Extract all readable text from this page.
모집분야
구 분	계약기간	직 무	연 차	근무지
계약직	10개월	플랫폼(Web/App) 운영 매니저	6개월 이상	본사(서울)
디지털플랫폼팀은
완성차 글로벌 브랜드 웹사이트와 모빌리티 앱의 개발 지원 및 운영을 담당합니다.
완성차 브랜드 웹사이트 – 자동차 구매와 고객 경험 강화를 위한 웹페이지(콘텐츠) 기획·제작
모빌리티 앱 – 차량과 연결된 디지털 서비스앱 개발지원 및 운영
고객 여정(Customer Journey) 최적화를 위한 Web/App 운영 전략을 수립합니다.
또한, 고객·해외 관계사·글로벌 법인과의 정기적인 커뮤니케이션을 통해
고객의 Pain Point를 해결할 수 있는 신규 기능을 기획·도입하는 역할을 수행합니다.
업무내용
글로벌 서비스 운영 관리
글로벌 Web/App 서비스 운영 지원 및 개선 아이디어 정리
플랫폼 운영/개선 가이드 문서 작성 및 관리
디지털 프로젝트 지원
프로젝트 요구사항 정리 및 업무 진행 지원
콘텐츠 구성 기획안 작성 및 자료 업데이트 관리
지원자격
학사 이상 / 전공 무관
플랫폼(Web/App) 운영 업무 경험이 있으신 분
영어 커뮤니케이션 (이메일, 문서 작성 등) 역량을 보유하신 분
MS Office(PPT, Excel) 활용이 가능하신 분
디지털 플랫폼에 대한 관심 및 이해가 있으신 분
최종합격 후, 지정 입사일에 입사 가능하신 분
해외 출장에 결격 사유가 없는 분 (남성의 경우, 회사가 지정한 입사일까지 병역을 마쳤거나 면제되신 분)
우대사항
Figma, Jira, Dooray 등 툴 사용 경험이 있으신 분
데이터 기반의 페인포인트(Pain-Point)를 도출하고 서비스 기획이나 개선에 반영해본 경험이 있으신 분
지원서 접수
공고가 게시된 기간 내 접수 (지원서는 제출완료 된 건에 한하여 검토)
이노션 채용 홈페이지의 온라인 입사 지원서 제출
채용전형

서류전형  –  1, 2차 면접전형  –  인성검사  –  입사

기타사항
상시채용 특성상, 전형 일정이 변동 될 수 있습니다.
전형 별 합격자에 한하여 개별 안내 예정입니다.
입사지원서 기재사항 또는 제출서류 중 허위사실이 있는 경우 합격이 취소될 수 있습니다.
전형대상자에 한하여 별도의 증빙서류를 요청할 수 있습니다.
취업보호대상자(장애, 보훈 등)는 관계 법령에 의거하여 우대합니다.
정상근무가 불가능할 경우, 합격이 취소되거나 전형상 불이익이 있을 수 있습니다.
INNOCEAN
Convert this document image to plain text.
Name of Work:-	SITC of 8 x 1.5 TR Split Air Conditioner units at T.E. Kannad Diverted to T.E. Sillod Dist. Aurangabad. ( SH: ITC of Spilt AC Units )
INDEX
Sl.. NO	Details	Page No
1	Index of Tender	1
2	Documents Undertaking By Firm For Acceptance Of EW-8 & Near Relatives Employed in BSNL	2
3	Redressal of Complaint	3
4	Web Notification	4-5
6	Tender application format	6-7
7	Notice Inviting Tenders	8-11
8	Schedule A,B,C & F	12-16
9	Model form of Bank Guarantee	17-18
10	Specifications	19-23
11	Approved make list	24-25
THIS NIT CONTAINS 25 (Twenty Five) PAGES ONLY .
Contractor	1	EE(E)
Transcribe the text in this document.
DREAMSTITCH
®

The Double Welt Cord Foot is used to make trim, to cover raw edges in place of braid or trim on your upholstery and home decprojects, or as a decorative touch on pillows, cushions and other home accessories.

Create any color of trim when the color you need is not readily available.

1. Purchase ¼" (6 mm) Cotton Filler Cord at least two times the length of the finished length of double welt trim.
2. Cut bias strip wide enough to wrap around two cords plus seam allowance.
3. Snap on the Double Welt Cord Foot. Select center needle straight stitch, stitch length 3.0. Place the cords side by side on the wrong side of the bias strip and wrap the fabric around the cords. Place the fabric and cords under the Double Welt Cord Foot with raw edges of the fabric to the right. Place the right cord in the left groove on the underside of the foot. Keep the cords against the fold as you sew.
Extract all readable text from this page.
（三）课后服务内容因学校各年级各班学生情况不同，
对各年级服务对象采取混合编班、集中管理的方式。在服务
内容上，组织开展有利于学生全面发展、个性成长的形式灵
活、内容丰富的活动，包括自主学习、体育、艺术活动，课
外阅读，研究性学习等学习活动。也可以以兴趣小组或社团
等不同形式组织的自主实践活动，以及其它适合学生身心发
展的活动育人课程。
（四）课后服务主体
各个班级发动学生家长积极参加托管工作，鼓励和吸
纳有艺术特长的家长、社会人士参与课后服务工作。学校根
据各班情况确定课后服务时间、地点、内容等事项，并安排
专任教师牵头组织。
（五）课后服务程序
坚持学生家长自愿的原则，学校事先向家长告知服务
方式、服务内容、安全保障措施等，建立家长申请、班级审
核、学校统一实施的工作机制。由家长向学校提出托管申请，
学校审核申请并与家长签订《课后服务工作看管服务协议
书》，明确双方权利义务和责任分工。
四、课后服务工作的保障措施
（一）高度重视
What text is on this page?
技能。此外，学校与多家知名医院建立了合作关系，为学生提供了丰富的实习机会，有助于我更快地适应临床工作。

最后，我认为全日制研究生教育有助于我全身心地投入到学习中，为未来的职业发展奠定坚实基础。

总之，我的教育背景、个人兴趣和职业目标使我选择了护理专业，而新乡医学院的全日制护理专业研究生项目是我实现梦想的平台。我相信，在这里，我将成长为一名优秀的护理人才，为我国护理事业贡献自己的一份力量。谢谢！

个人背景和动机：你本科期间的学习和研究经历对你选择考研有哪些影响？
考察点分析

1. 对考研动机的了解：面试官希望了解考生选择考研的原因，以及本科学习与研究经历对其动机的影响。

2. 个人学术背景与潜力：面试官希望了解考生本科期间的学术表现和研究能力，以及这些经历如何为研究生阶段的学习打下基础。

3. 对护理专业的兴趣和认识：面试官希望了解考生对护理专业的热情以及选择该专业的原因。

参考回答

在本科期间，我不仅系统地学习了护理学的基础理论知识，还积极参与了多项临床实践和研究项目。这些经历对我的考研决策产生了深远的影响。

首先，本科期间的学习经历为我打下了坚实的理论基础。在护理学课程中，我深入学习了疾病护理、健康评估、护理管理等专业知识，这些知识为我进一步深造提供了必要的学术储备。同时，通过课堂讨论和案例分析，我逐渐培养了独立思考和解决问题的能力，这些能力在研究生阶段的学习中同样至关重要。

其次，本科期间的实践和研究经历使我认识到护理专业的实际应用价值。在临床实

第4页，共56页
○ ○ ○ ○
Which lines contain "Pain"? Show each of them.

고객의 Pain Point를 해결할 수 있는 신규 기능을 기획·도입하는 역할을 수행합니다.
데이터 기반의 페인포인트(Pain-Point)를 도출하고 서비스 기획이나 개선에 반영해본 경험이 있으신 분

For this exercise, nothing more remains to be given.